Pictures do not belong in the copy, so please give every entry below again exactly.

Dataset records
========
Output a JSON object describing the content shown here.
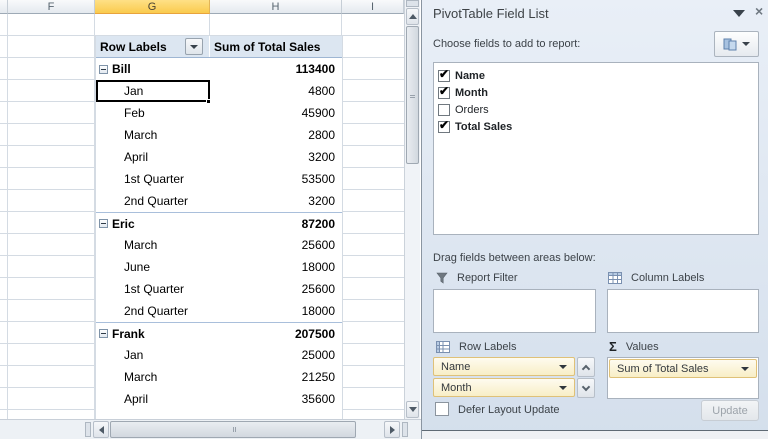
{
  "sheet": {
    "columns": [
      "F",
      "G",
      "H",
      "I"
    ],
    "selected_column": "G",
    "pivot": {
      "row_labels_header": "Row Labels",
      "values_header": "Sum of Total Sales",
      "rows": [
        {
          "label": "Bill",
          "value": "113400",
          "type": "group"
        },
        {
          "label": "Jan",
          "value": "4800",
          "type": "item",
          "selected": true
        },
        {
          "label": "Feb",
          "value": "45900",
          "type": "item"
        },
        {
          "label": "March",
          "value": "2800",
          "type": "item"
        },
        {
          "label": "April",
          "value": "3200",
          "type": "item"
        },
        {
          "label": "1st Quarter",
          "value": "53500",
          "type": "item"
        },
        {
          "label": "2nd Quarter",
          "value": "3200",
          "type": "item"
        },
        {
          "label": "Eric",
          "value": "87200",
          "type": "group"
        },
        {
          "label": "March",
          "value": "25600",
          "type": "item"
        },
        {
          "label": "June",
          "value": "18000",
          "type": "item"
        },
        {
          "label": "1st Quarter",
          "value": "25600",
          "type": "item"
        },
        {
          "label": "2nd Quarter",
          "value": "18000",
          "type": "item"
        },
        {
          "label": "Frank",
          "value": "207500",
          "type": "group"
        },
        {
          "label": "Jan",
          "value": "25000",
          "type": "item"
        },
        {
          "label": "March",
          "value": "21250",
          "type": "item"
        },
        {
          "label": "April",
          "value": "35600",
          "type": "item"
        }
      ]
    }
  },
  "panel": {
    "title": "PivotTable Field List",
    "choose_fields_label": "Choose fields to add to report:",
    "fields": [
      {
        "label": "Name",
        "checked": true
      },
      {
        "label": "Month",
        "checked": true
      },
      {
        "label": "Orders",
        "checked": false
      },
      {
        "label": "Total Sales",
        "checked": true
      }
    ],
    "drag_fields_label": "Drag fields between areas below:",
    "areas": {
      "report_filter": {
        "label": "Report Filter",
        "items": []
      },
      "column_labels": {
        "label": "Column Labels",
        "items": []
      },
      "row_labels": {
        "label": "Row Labels",
        "items": [
          "Name",
          "Month"
        ]
      },
      "values": {
        "label": "Values",
        "items": [
          "Sum of Total Sales"
        ]
      }
    },
    "defer_layout_label": "Defer Layout Update",
    "update_button_label": "Update"
  },
  "icons": {
    "checkmark": "✔",
    "close": "×",
    "sigma": "Σ"
  },
  "colors": {
    "selected_column_header": "#FACB4E",
    "pivot_header_fill": "#DCE6F1",
    "pivot_border": "#9EB6D3",
    "panel_bg": "#DCE6F1",
    "pill_fill": "#F8EEC6",
    "pill_border": "#DFC178",
    "gridline": "#D4DBE3",
    "active_cell_border": "#000000"
  }
}
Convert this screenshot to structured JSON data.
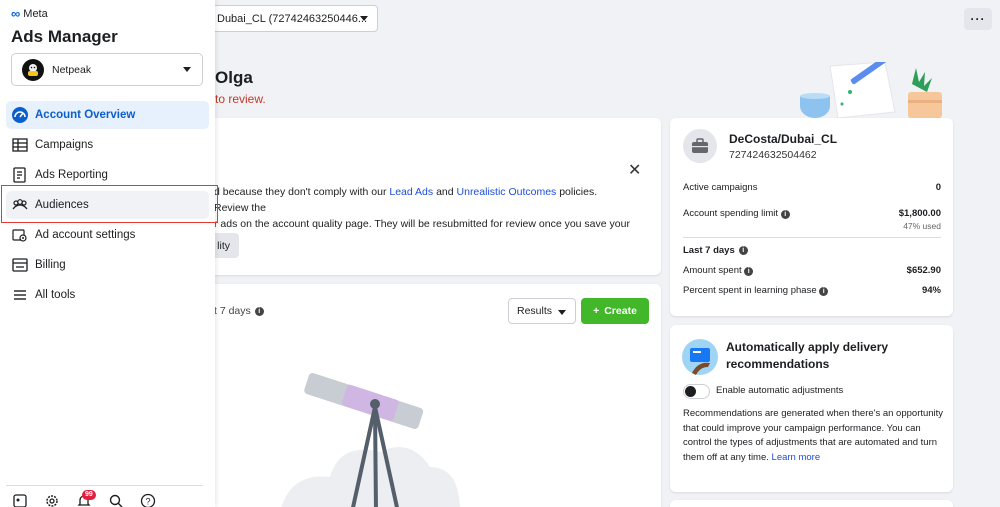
{
  "topbar": {
    "account_value": "Dubai_CL (727424632504462)",
    "account_display": "Dubai_CL (72742463250446..."
  },
  "greeting": {
    "name": "Olga",
    "review_note": "to review."
  },
  "alert": {
    "text_before": "d because they don't comply with our ",
    "link1": "Lead Ads",
    "text_mid": " and ",
    "link2": "Unrealistic Outcomes",
    "text_after": " policies. Review the",
    "line2": "r ads on the account quality page. They will be resubmitted for review once you save your",
    "button_label": "lity"
  },
  "performance": {
    "period_label": "t 7 days",
    "results_label": "Results",
    "create_label": "Create"
  },
  "summary": {
    "account_name": "DeCosta/Dubai_CL",
    "account_id": "727424632504462",
    "active_campaigns_label": "Active campaigns",
    "active_campaigns_value": "0",
    "spending_limit_label": "Account spending limit",
    "spending_limit_value": "$1,800.00",
    "spending_limit_used": "47% used",
    "last7_title": "Last 7 days",
    "amount_spent_label": "Amount spent",
    "amount_spent_value": "$652.90",
    "learning_label": "Percent spent in learning phase",
    "learning_value": "94%"
  },
  "recommendations": {
    "title": "Automatically apply delivery recommendations",
    "toggle_label": "Enable automatic adjustments",
    "description": "Recommendations are generated when there's an opportunity that could improve your campaign performance. You can control the types of adjustments that are automated and turn them off at any time. ",
    "learn_more": "Learn more"
  },
  "sidebar": {
    "brand": "Meta",
    "app_title": "Ads Manager",
    "business": "Netpeak",
    "items": [
      {
        "label": "Account Overview"
      },
      {
        "label": "Campaigns"
      },
      {
        "label": "Ads Reporting"
      },
      {
        "label": "Audiences"
      },
      {
        "label": "Ad account settings"
      },
      {
        "label": "Billing"
      },
      {
        "label": "All tools"
      }
    ],
    "notification_count": "99"
  },
  "colors": {
    "accent": "#0b5fcc",
    "create": "#42b72a",
    "alert_red": "#c0392b",
    "highlight_border": "#e53935"
  }
}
========
Task answer
Output a JSON object describing the content shown here.
{
  "sheet": {
    "columns": [
      "F",
      "G",
      "H",
      "I"
    ],
    "selected_column": "G",
    "pivot": {
      "row_labels_header": "Row Labels",
      "values_header": "Sum of Total Sales",
      "rows": [
        {
          "label": "Bill",
          "value": "113400",
          "type": "group"
        },
        {
          "label": "Jan",
          "value": "4800",
          "type": "item",
          "selected": true
        },
        {
          "label": "Feb",
          "value": "45900",
          "type": "item"
        },
        {
          "label": "March",
          "value": "2800",
          "type": "item"
        },
        {
          "label": "April",
          "value": "3200",
          "type": "item"
        },
        {
          "label": "1st Quarter",
          "value": "53500",
          "type": "item"
        },
        {
          "label": "2nd Quarter",
          "value": "3200",
          "type": "item"
        },
        {
          "label": "Eric",
          "value": "87200",
          "type": "group"
        },
        {
          "label": "March",
          "value": "25600",
          "type": "item"
        },
        {
          "label": "June",
          "value": "18000",
          "type": "item"
        },
        {
          "label": "1st Quarter",
          "value": "25600",
          "type": "item"
        },
        {
          "label": "2nd Quarter",
          "value": "18000",
          "type": "item"
        },
        {
          "label": "Frank",
          "value": "207500",
          "type": "group"
        },
        {
          "label": "Jan",
          "value": "25000",
          "type": "item"
        },
        {
          "label": "March",
          "value": "21250",
          "type": "item"
        },
        {
          "label": "April",
          "value": "35600",
          "type": "item"
        }
      ]
    }
  },
  "panel": {
    "title": "PivotTable Field List",
    "choose_fields_label": "Choose fields to add to report:",
    "fields": [
      {
        "label": "Name",
        "checked": true
      },
      {
        "label": "Month",
        "checked": true
      },
      {
        "label": "Orders",
        "checked": false
      },
      {
        "label": "Total Sales",
        "checked": true
      }
    ],
    "drag_fields_label": "Drag fields between areas below:",
    "areas": {
      "report_filter": {
        "label": "Report Filter",
        "items": []
      },
      "column_labels": {
        "label": "Column Labels",
        "items": []
      },
      "row_labels": {
        "label": "Row Labels",
        "items": [
          "Name",
          "Month"
        ]
      },
      "values": {
        "label": "Values",
        "items": [
          "Sum of Total Sales"
        ]
      }
    },
    "defer_layout_label": "Defer Layout Update",
    "update_button_label": "Update"
  },
  "icons": {
    "checkmark": "✔",
    "close": "×",
    "sigma": "Σ"
  },
  "colors": {
    "selected_column_header": "#FACB4E",
    "pivot_header_fill": "#DCE6F1",
    "pivot_border": "#9EB6D3",
    "panel_bg": "#DCE6F1",
    "pill_fill": "#F8EEC6",
    "pill_border": "#DFC178",
    "gridline": "#D4DBE3",
    "active_cell_border": "#000000"
  }
}
Convert this screenshot to structured JSON data.
{
  "topbar": {
    "account_value": "Dubai_CL (727424632504462)",
    "account_display": "Dubai_CL (72742463250446..."
  },
  "greeting": {
    "name": "Olga",
    "review_note": "to review."
  },
  "alert": {
    "text_before": "d because they don't comply with our ",
    "link1": "Lead Ads",
    "text_mid": " and ",
    "link2": "Unrealistic Outcomes",
    "text_after": " policies. Review the",
    "line2": "r ads on the account quality page. They will be resubmitted for review once you save your",
    "button_label": "lity"
  },
  "performance": {
    "period_label": "t 7 days",
    "results_label": "Results",
    "create_label": "Create"
  },
  "summary": {
    "account_name": "DeCosta/Dubai_CL",
    "account_id": "727424632504462",
    "active_campaigns_label": "Active campaigns",
    "active_campaigns_value": "0",
    "spending_limit_label": "Account spending limit",
    "spending_limit_value": "$1,800.00",
    "spending_limit_used": "47% used",
    "last7_title": "Last 7 days",
    "amount_spent_label": "Amount spent",
    "amount_spent_value": "$652.90",
    "learning_label": "Percent spent in learning phase",
    "learning_value": "94%"
  },
  "recommendations": {
    "title": "Automatically apply delivery recommendations",
    "toggle_label": "Enable automatic adjustments",
    "description": "Recommendations are generated when there's an opportunity that could improve your campaign performance. You can control the types of adjustments that are automated and turn them off at any time. ",
    "learn_more": "Learn more"
  },
  "sidebar": {
    "brand": "Meta",
    "app_title": "Ads Manager",
    "business": "Netpeak",
    "items": [
      {
        "label": "Account Overview"
      },
      {
        "label": "Campaigns"
      },
      {
        "label": "Ads Reporting"
      },
      {
        "label": "Audiences"
      },
      {
        "label": "Ad account settings"
      },
      {
        "label": "Billing"
      },
      {
        "label": "All tools"
      }
    ],
    "notification_count": "99"
  },
  "colors": {
    "accent": "#0b5fcc",
    "create": "#42b72a",
    "alert_red": "#c0392b",
    "highlight_border": "#e53935"
  }
}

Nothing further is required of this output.